— begin Source material —

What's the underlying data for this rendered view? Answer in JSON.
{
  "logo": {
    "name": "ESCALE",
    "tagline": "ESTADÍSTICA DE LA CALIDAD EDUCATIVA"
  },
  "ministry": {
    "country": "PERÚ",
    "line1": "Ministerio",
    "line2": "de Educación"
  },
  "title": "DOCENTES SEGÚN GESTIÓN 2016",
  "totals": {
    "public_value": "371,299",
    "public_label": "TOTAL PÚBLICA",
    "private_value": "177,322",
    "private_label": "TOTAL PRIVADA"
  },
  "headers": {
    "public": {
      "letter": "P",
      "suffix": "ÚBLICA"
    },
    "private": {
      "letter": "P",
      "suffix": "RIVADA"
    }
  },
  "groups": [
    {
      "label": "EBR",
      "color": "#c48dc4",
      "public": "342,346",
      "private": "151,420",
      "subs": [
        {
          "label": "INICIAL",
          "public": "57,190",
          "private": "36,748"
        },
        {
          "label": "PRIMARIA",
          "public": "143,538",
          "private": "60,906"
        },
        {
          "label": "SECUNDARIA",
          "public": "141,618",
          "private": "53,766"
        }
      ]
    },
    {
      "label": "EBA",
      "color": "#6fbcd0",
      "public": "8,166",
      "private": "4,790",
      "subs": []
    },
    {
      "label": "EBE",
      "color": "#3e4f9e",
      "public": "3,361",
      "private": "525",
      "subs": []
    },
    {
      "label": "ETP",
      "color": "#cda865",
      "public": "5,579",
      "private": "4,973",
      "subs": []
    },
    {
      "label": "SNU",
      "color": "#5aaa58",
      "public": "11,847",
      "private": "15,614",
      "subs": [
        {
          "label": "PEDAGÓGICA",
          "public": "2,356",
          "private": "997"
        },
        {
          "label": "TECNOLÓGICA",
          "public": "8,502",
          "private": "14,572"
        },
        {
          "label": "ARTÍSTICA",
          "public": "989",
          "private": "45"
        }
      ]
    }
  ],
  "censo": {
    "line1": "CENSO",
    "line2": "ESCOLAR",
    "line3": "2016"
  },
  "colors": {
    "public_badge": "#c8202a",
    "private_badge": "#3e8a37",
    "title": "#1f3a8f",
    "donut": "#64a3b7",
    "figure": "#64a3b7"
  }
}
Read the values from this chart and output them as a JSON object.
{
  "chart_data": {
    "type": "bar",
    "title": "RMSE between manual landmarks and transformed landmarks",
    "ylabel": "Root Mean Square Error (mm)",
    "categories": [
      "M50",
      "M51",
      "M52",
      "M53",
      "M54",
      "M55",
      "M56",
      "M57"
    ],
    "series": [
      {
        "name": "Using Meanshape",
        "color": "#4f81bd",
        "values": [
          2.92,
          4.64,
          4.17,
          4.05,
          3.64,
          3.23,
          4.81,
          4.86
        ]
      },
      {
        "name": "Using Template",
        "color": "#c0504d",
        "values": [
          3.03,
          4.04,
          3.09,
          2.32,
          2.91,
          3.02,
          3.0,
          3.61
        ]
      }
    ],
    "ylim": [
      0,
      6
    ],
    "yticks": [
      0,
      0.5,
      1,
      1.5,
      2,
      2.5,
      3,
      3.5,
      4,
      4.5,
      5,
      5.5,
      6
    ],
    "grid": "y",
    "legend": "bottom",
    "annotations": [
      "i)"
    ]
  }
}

— end Source material —

Required work
Scan the entries above for the word "JSON" and collect each line holding it.

Output of the task
What's the underlying data for this rendered view? Answer in JSON.
Read the values from this chart and output them as a JSON object.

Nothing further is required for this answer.